---- MATERIAL FOR THE TASK

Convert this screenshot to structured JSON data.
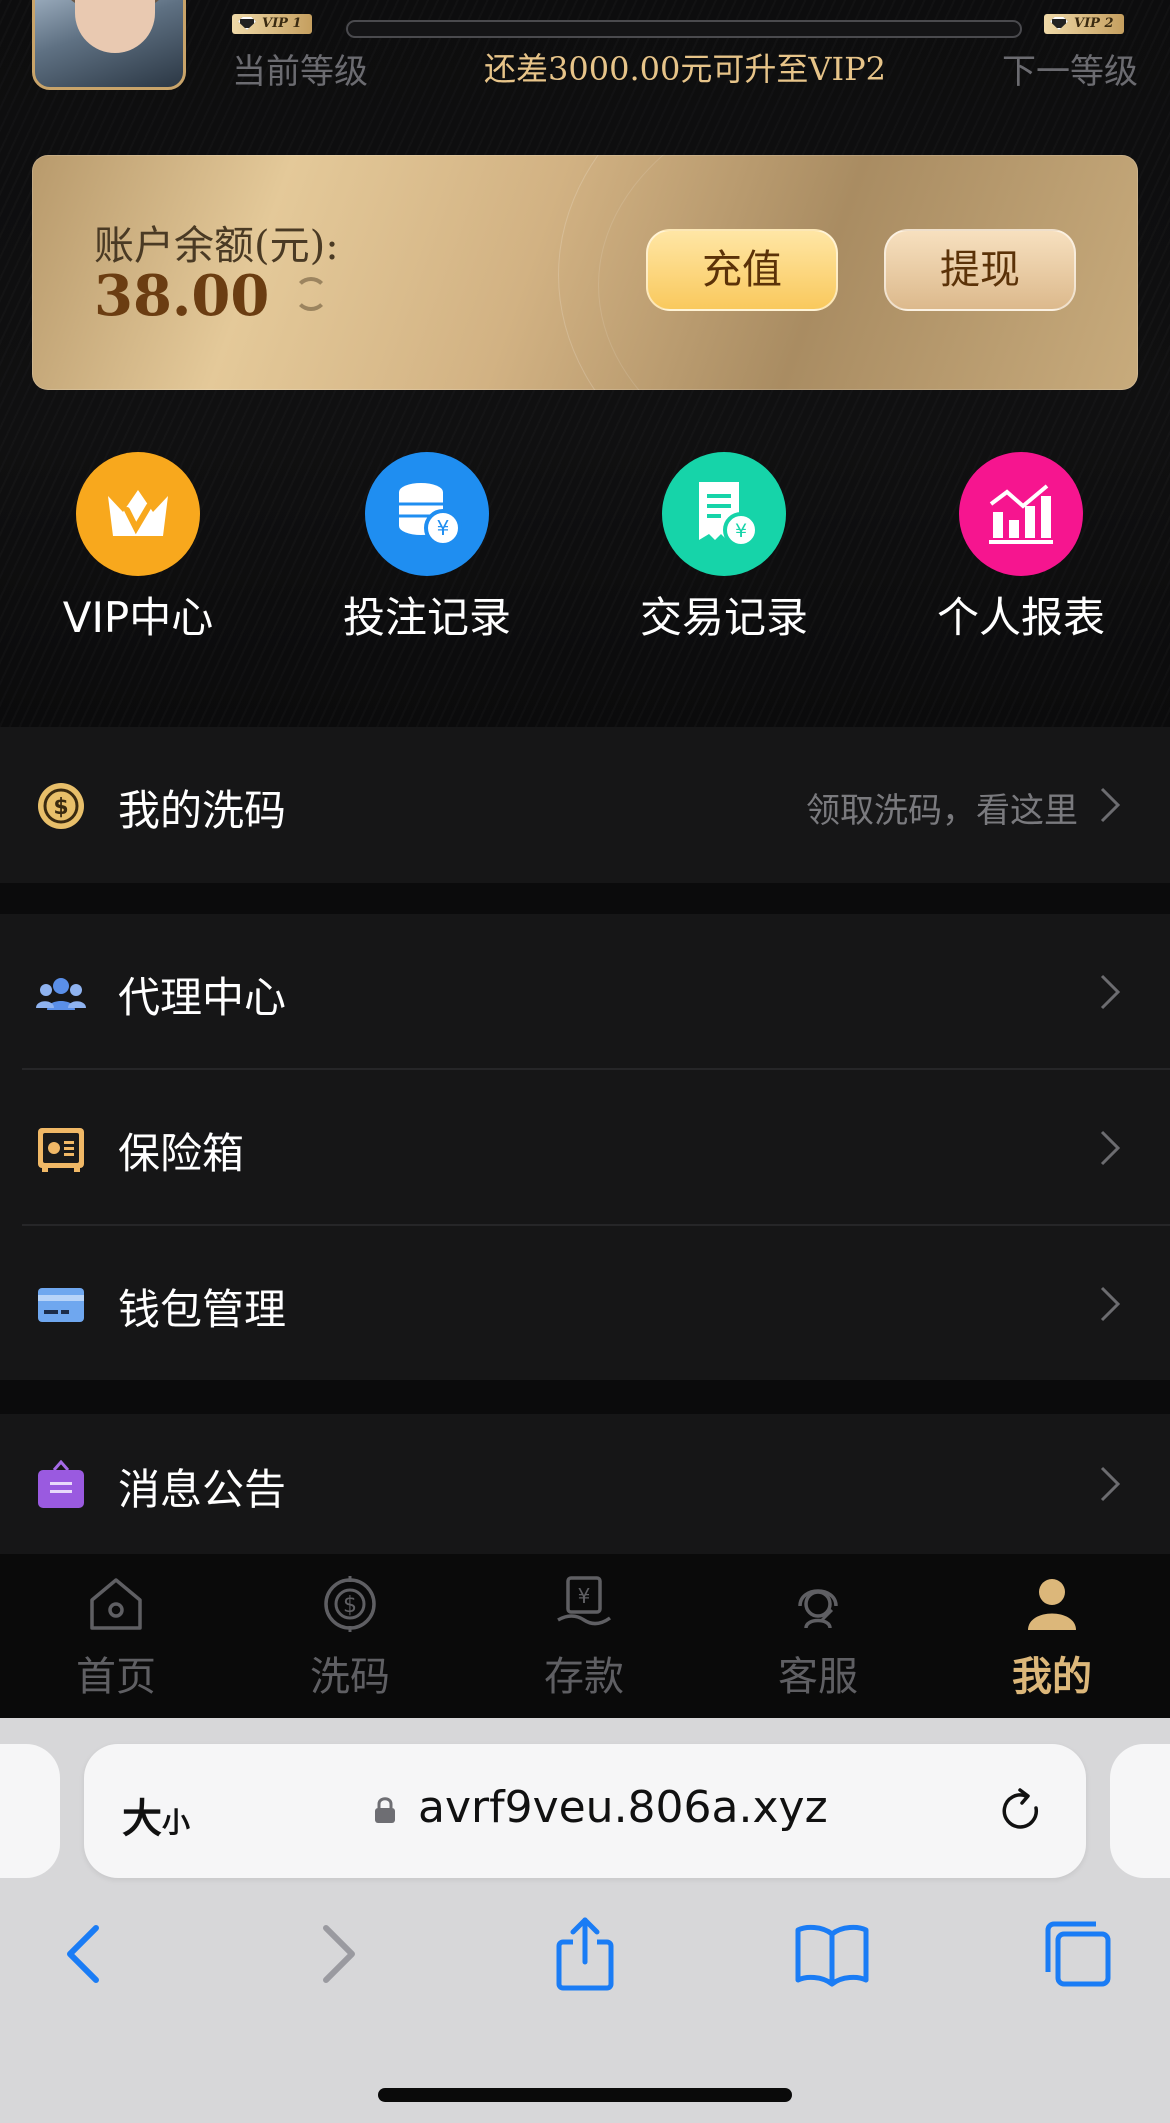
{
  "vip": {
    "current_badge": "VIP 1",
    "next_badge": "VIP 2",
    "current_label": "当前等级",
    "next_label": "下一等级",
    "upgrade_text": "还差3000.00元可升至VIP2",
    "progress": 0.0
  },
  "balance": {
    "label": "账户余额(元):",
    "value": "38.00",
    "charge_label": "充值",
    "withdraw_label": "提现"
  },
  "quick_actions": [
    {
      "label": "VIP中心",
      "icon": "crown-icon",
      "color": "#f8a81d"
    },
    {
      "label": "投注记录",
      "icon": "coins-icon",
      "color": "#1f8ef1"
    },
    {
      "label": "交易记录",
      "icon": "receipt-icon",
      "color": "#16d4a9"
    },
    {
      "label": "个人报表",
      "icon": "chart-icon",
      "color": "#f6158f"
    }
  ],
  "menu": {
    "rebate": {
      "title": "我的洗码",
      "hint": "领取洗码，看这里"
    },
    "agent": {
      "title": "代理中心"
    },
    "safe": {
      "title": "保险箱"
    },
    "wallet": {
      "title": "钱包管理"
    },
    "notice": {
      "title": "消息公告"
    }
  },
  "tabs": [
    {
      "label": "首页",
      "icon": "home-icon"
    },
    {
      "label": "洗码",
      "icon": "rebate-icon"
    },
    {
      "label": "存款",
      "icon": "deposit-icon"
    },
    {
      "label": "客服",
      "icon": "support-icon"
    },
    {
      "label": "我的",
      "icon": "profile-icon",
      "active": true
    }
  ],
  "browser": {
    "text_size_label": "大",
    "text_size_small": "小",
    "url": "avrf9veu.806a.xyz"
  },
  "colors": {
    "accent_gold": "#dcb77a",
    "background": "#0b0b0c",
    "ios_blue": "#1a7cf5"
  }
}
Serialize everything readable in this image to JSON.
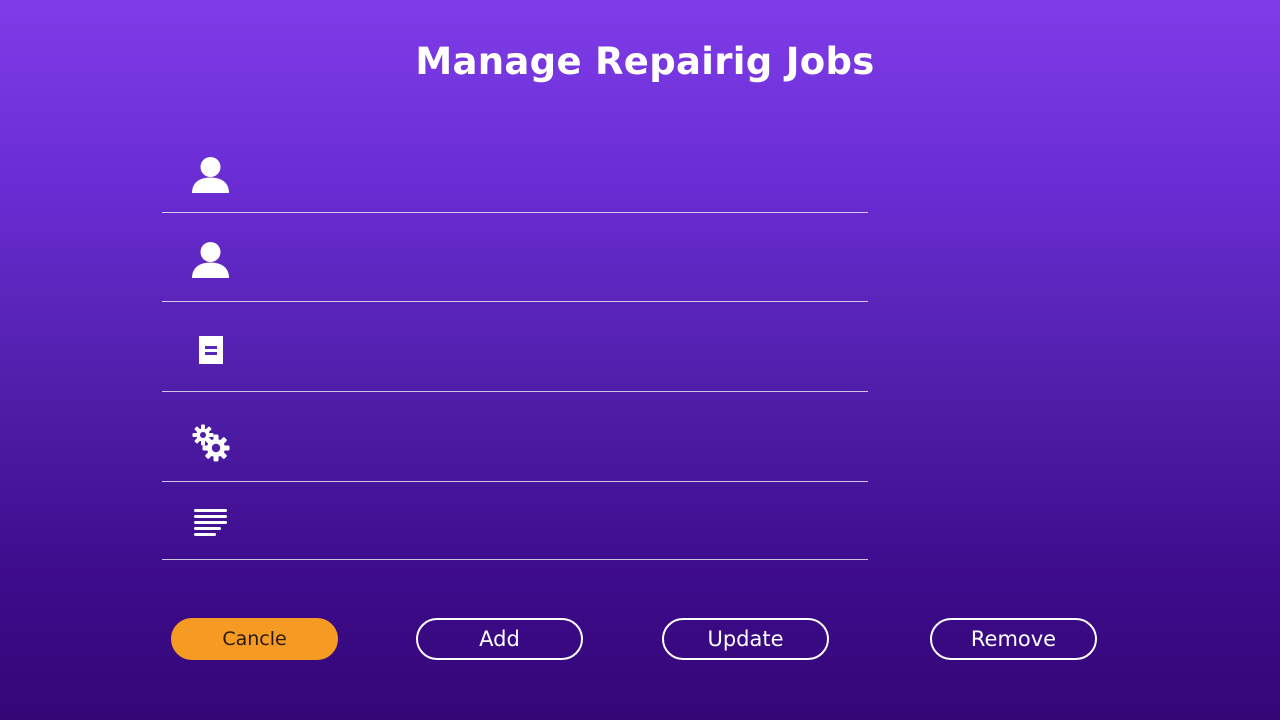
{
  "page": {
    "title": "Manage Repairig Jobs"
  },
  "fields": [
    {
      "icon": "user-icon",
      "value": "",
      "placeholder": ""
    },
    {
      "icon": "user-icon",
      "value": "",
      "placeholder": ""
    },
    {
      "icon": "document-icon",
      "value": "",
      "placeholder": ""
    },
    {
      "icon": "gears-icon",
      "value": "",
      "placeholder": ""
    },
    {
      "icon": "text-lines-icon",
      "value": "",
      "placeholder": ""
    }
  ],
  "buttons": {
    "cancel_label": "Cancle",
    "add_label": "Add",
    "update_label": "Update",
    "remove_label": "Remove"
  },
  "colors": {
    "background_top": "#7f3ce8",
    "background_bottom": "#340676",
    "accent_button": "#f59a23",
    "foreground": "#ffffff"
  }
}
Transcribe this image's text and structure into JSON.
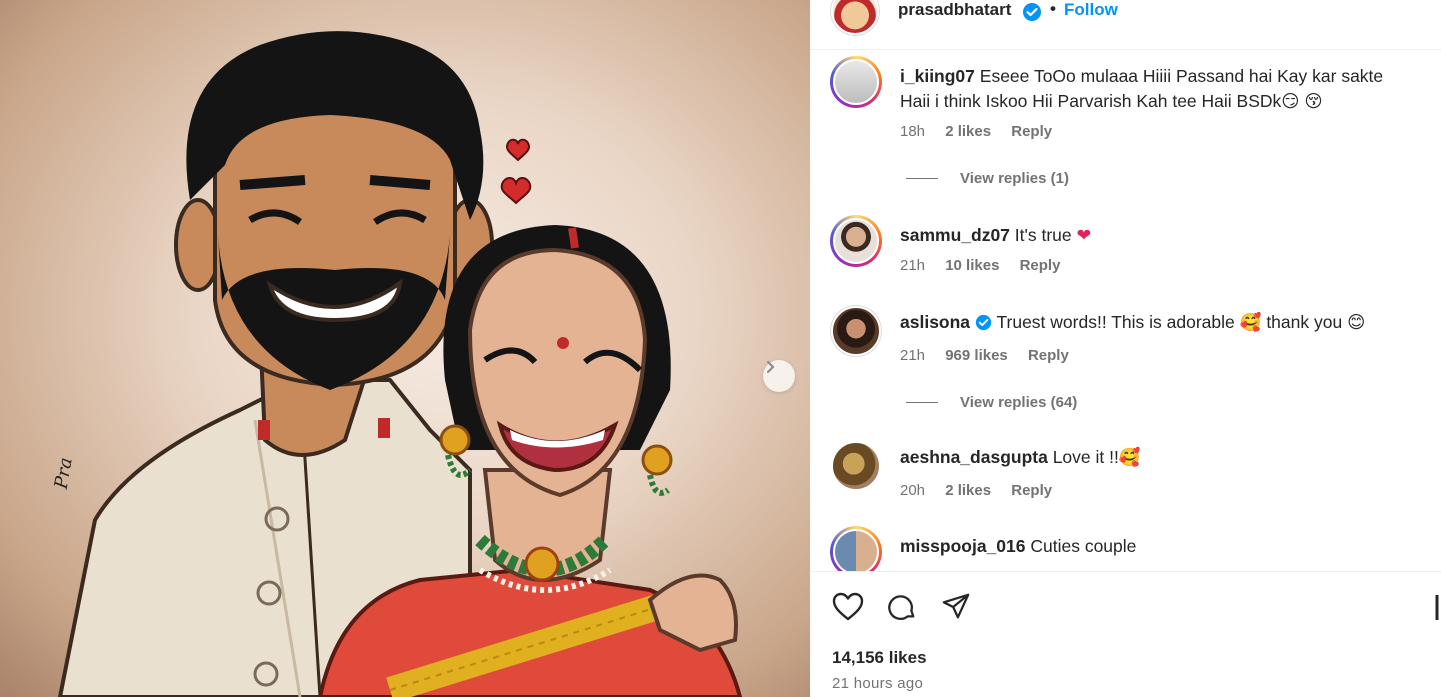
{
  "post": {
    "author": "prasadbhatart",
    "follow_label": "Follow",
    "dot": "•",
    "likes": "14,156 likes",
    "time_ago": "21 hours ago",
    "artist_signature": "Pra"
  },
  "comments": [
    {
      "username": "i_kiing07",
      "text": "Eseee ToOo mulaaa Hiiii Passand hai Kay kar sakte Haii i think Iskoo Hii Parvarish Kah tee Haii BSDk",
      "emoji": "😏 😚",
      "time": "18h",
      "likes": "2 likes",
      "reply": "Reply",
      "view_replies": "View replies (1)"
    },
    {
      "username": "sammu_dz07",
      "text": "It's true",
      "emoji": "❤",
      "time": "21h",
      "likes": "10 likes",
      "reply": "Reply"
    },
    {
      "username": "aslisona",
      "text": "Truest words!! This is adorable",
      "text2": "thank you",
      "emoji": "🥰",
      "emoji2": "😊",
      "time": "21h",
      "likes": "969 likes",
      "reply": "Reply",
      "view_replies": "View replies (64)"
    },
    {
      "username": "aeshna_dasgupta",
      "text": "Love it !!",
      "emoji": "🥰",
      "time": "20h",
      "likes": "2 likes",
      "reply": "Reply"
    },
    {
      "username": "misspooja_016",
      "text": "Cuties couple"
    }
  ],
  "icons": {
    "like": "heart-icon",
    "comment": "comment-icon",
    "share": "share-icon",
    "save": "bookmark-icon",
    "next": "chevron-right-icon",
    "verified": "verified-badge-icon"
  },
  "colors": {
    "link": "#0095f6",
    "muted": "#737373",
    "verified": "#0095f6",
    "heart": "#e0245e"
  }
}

--------

EXERCISE — With the pictures left out, transcribe the material exactly.

THE OUTPUT —
Convert this screenshot to structured JSON data.
{
  "vip": {
    "current_badge": "VIP 1",
    "next_badge": "VIP 2",
    "current_label": "当前等级",
    "next_label": "下一等级",
    "upgrade_text": "还差3000.00元可升至VIP2",
    "progress": 0.0
  },
  "balance": {
    "label": "账户余额(元):",
    "value": "38.00",
    "charge_label": "充值",
    "withdraw_label": "提现"
  },
  "quick_actions": [
    {
      "label": "VIP中心",
      "icon": "crown-icon",
      "color": "#f8a81d"
    },
    {
      "label": "投注记录",
      "icon": "coins-icon",
      "color": "#1f8ef1"
    },
    {
      "label": "交易记录",
      "icon": "receipt-icon",
      "color": "#16d4a9"
    },
    {
      "label": "个人报表",
      "icon": "chart-icon",
      "color": "#f6158f"
    }
  ],
  "menu": {
    "rebate": {
      "title": "我的洗码",
      "hint": "领取洗码，看这里"
    },
    "agent": {
      "title": "代理中心"
    },
    "safe": {
      "title": "保险箱"
    },
    "wallet": {
      "title": "钱包管理"
    },
    "notice": {
      "title": "消息公告"
    }
  },
  "tabs": [
    {
      "label": "首页",
      "icon": "home-icon"
    },
    {
      "label": "洗码",
      "icon": "rebate-icon"
    },
    {
      "label": "存款",
      "icon": "deposit-icon"
    },
    {
      "label": "客服",
      "icon": "support-icon"
    },
    {
      "label": "我的",
      "icon": "profile-icon",
      "active": true
    }
  ],
  "browser": {
    "text_size_label": "大",
    "text_size_small": "小",
    "url": "avrf9veu.806a.xyz"
  },
  "colors": {
    "accent_gold": "#dcb77a",
    "background": "#0b0b0c",
    "ios_blue": "#1a7cf5"
  }
}
Serialize everything readable in this image to JSON.
{
  "page": {
    "title": "Manage Repairig Jobs"
  },
  "fields": [
    {
      "icon": "user-icon",
      "value": "",
      "placeholder": ""
    },
    {
      "icon": "user-icon",
      "value": "",
      "placeholder": ""
    },
    {
      "icon": "document-icon",
      "value": "",
      "placeholder": ""
    },
    {
      "icon": "gears-icon",
      "value": "",
      "placeholder": ""
    },
    {
      "icon": "text-lines-icon",
      "value": "",
      "placeholder": ""
    }
  ],
  "buttons": {
    "cancel_label": "Cancle",
    "add_label": "Add",
    "update_label": "Update",
    "remove_label": "Remove"
  },
  "colors": {
    "background_top": "#7f3ce8",
    "background_bottom": "#340676",
    "accent_button": "#f59a23",
    "foreground": "#ffffff"
  }
}
Transcribe this image's text and structure into JSON.
{
  "post": {
    "author": "prasadbhatart",
    "follow_label": "Follow",
    "dot": "•",
    "likes": "14,156 likes",
    "time_ago": "21 hours ago",
    "artist_signature": "Pra"
  },
  "comments": [
    {
      "username": "i_kiing07",
      "text": "Eseee ToOo mulaaa Hiiii Passand hai Kay kar sakte Haii i think Iskoo Hii Parvarish Kah tee Haii BSDk",
      "emoji": "😏 😚",
      "time": "18h",
      "likes": "2 likes",
      "reply": "Reply",
      "view_replies": "View replies (1)"
    },
    {
      "username": "sammu_dz07",
      "text": "It's true",
      "emoji": "❤",
      "time": "21h",
      "likes": "10 likes",
      "reply": "Reply"
    },
    {
      "username": "aslisona",
      "text": "Truest words!! This is adorable",
      "text2": "thank you",
      "emoji": "🥰",
      "emoji2": "😊",
      "time": "21h",
      "likes": "969 likes",
      "reply": "Reply",
      "view_replies": "View replies (64)"
    },
    {
      "username": "aeshna_dasgupta",
      "text": "Love it !!",
      "emoji": "🥰",
      "time": "20h",
      "likes": "2 likes",
      "reply": "Reply"
    },
    {
      "username": "misspooja_016",
      "text": "Cuties couple"
    }
  ],
  "icons": {
    "like": "heart-icon",
    "comment": "comment-icon",
    "share": "share-icon",
    "save": "bookmark-icon",
    "next": "chevron-right-icon",
    "verified": "verified-badge-icon"
  },
  "colors": {
    "link": "#0095f6",
    "muted": "#737373",
    "verified": "#0095f6",
    "heart": "#e0245e"
  }
}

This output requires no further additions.